▸ **Stated exercise**:
Find every line of the listing below where "Carranza" appears, and copy it.

[Dataset items]
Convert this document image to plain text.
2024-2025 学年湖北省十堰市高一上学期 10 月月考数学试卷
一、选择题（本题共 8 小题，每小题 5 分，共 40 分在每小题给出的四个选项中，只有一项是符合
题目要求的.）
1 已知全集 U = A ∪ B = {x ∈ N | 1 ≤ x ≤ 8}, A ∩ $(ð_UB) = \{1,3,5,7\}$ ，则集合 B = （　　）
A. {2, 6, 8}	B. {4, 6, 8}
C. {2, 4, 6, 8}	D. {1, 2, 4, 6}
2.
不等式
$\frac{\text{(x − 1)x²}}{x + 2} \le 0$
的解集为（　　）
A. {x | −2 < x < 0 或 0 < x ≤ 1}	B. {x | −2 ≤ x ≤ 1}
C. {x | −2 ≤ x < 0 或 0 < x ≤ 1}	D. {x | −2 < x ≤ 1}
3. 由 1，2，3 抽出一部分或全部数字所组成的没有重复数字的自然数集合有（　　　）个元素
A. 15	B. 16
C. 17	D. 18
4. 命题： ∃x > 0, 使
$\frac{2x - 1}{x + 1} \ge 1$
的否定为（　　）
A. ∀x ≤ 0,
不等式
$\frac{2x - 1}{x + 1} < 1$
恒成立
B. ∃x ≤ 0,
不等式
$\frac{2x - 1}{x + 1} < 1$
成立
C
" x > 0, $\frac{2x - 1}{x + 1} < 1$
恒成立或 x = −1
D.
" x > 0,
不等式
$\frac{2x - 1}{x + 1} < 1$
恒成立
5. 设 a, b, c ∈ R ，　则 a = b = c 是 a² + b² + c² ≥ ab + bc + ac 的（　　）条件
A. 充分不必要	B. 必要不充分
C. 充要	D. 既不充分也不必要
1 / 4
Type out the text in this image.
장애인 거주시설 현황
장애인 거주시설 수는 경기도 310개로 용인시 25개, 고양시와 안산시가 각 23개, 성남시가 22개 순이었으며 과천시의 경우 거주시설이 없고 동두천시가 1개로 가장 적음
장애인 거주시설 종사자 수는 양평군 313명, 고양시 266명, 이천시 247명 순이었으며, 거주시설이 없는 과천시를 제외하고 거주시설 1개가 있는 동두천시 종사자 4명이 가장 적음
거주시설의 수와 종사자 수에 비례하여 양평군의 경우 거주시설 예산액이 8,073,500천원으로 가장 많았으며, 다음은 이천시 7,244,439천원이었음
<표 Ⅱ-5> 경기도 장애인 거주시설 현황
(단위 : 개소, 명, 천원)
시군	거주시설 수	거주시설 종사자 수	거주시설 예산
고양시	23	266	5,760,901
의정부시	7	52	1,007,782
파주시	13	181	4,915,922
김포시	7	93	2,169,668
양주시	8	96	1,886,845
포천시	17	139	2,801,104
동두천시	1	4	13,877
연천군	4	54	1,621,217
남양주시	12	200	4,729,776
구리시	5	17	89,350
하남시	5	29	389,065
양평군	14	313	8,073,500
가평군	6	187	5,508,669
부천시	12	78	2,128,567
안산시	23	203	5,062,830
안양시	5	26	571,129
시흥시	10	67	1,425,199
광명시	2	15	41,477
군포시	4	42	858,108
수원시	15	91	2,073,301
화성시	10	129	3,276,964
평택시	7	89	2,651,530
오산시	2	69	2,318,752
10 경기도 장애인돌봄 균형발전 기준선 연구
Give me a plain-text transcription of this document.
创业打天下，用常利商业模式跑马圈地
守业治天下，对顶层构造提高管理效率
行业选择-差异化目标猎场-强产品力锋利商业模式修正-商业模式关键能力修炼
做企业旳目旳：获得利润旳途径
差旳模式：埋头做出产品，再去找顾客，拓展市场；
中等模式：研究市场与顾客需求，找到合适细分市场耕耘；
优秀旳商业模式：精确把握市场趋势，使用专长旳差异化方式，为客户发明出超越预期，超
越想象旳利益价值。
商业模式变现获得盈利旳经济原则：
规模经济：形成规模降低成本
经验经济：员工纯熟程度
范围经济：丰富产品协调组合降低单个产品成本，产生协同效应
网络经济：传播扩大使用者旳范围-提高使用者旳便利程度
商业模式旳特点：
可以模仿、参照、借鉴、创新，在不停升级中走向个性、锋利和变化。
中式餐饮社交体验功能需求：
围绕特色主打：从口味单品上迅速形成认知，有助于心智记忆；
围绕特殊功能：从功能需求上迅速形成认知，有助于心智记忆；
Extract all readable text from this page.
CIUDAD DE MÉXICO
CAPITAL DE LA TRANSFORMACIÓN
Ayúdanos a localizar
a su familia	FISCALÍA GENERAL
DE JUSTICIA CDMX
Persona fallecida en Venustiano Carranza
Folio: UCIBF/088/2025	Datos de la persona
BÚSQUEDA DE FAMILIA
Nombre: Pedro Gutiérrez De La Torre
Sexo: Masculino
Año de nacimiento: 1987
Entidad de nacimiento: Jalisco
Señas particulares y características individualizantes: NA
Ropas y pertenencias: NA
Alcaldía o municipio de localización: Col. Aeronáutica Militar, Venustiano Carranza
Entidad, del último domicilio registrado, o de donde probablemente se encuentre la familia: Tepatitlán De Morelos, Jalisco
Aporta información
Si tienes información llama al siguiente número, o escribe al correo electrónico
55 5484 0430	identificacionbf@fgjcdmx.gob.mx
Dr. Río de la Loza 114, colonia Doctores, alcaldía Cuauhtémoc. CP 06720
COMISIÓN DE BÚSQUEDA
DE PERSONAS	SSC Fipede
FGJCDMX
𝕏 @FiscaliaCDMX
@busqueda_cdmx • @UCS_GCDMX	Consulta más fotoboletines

▸ **Answer to the exercise**:
Persona fallecida en Venustiano Carranza
Alcaldía o municipio de localización: Col. Aeronáutica Militar, Venustiano Carranza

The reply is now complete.